Dataset listings of figures:

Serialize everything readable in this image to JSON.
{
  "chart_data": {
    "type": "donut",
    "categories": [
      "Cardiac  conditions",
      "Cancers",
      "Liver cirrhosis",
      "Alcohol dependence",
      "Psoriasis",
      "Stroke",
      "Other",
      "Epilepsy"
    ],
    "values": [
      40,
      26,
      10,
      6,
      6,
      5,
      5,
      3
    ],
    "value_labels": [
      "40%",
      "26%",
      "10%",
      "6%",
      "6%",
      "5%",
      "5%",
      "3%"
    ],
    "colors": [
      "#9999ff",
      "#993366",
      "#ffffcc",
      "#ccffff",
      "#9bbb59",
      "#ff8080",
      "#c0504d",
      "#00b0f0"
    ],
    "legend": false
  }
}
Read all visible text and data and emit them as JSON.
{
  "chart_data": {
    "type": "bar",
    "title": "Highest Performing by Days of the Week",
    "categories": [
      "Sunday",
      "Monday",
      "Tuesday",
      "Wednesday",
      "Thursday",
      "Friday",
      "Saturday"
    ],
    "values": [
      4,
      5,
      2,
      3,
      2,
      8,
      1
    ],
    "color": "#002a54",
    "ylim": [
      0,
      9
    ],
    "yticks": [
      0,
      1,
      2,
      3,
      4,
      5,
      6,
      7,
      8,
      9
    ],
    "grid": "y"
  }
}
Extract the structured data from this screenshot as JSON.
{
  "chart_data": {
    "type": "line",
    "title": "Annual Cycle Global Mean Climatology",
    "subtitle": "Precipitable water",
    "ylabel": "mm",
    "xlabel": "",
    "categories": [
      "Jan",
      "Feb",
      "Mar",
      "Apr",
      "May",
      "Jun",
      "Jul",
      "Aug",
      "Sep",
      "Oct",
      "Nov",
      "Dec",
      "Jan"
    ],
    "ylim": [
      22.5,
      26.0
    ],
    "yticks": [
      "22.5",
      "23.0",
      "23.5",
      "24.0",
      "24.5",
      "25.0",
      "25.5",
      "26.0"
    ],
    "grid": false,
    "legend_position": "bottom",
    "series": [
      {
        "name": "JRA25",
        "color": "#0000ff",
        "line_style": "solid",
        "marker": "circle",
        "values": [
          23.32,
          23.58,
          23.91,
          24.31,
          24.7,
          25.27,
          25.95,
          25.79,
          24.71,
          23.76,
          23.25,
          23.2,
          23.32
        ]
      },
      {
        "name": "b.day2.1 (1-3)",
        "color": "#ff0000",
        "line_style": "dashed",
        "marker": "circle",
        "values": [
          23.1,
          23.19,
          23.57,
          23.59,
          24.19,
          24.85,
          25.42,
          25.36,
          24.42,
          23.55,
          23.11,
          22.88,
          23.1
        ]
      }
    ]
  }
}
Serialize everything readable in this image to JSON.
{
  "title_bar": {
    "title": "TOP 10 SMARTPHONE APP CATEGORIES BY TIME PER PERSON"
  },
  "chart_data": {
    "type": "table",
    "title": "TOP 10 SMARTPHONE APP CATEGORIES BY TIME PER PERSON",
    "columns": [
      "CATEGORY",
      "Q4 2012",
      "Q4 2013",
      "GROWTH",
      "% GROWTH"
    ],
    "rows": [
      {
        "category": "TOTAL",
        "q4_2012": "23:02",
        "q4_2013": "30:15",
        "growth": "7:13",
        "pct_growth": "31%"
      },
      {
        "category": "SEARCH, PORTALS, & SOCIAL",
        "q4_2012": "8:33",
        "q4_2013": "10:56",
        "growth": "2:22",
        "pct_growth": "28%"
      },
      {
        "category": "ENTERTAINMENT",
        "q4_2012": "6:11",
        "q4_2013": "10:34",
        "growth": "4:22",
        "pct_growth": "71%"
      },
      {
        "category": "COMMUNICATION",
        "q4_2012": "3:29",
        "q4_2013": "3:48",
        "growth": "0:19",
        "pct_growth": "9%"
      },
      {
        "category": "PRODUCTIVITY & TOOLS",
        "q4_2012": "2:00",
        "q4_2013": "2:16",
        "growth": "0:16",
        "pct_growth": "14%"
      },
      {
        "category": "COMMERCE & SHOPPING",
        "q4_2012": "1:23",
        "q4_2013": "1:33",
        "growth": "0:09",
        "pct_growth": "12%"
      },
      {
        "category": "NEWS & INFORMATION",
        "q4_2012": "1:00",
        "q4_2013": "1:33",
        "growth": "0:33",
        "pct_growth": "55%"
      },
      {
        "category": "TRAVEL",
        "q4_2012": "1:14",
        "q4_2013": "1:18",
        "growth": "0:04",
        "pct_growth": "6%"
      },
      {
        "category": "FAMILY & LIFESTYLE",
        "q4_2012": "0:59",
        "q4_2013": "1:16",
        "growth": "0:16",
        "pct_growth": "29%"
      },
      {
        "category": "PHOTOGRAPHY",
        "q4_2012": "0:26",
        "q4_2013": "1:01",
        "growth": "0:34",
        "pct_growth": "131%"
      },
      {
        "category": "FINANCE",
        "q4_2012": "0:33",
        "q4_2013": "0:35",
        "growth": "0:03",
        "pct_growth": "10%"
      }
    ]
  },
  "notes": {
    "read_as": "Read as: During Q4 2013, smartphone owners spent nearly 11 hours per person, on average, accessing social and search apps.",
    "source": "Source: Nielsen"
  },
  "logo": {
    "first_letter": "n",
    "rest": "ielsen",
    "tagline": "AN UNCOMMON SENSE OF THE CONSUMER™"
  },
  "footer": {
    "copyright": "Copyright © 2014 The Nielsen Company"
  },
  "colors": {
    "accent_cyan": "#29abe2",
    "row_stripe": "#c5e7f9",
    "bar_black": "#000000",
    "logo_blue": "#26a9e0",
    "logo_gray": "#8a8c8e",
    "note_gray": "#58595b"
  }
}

◆ **CHALLENGE**: Some lines of the data may hold the word "TIME". Say how many do, with nothing else.

◆ **OUTPUT FOR THIS EXERCISE**: 2